**DO THIS**
Exactly reproduce each record listed below.
▼
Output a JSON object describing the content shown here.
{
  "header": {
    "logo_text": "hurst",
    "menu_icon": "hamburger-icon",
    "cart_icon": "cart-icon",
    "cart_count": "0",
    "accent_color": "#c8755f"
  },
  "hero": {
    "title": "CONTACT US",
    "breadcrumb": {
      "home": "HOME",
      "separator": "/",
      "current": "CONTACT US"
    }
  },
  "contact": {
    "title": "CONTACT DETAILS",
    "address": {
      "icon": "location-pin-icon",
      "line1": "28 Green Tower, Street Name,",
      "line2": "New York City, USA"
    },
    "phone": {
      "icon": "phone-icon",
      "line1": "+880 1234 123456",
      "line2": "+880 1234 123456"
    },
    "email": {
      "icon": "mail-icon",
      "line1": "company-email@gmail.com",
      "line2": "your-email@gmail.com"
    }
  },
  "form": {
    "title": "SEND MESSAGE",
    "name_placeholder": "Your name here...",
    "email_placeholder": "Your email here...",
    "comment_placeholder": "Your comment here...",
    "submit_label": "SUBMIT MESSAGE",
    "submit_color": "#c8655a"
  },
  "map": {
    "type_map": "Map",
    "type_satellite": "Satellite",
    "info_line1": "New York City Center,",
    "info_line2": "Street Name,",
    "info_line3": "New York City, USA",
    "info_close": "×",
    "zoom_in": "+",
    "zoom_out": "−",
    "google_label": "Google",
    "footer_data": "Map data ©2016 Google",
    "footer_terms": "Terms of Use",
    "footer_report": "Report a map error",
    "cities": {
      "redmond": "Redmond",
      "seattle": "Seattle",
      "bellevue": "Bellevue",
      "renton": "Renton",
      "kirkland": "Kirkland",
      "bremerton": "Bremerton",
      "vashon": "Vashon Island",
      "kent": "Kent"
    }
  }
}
▲
**WRITTEN REPLY**
Output a JSON object describing the content shown here.
{
  "header": {
    "logo_text": "hurst",
    "menu_icon": "hamburger-icon",
    "cart_icon": "cart-icon",
    "cart_count": "0",
    "accent_color": "#c8755f"
  },
  "hero": {
    "title": "CONTACT US",
    "breadcrumb": {
      "home": "HOME",
      "separator": "/",
      "current": "CONTACT US"
    }
  },
  "contact": {
    "title": "CONTACT DETAILS",
    "address": {
      "icon": "location-pin-icon",
      "line1": "28 Green Tower, Street Name,",
      "line2": "New York City, USA"
    },
    "phone": {
      "icon": "phone-icon",
      "line1": "+880 1234 123456",
      "line2": "+880 1234 123456"
    },
    "email": {
      "icon": "mail-icon",
      "line1": "company-email@gmail.com",
      "line2": "your-email@gmail.com"
    }
  },
  "form": {
    "title": "SEND MESSAGE",
    "name_placeholder": "Your name here...",
    "email_placeholder": "Your email here...",
    "comment_placeholder": "Your comment here...",
    "submit_label": "SUBMIT MESSAGE",
    "submit_color": "#c8655a"
  },
  "map": {
    "type_map": "Map",
    "type_satellite": "Satellite",
    "info_line1": "New York City Center,",
    "info_line2": "Street Name,",
    "info_line3": "New York City, USA",
    "info_close": "×",
    "zoom_in": "+",
    "zoom_out": "−",
    "google_label": "Google",
    "footer_data": "Map data ©2016 Google",
    "footer_terms": "Terms of Use",
    "footer_report": "Report a map error",
    "cities": {
      "redmond": "Redmond",
      "seattle": "Seattle",
      "bellevue": "Bellevue",
      "renton": "Renton",
      "kirkland": "Kirkland",
      "bremerton": "Bremerton",
      "vashon": "Vashon Island",
      "kent": "Kent"
    }
  }
}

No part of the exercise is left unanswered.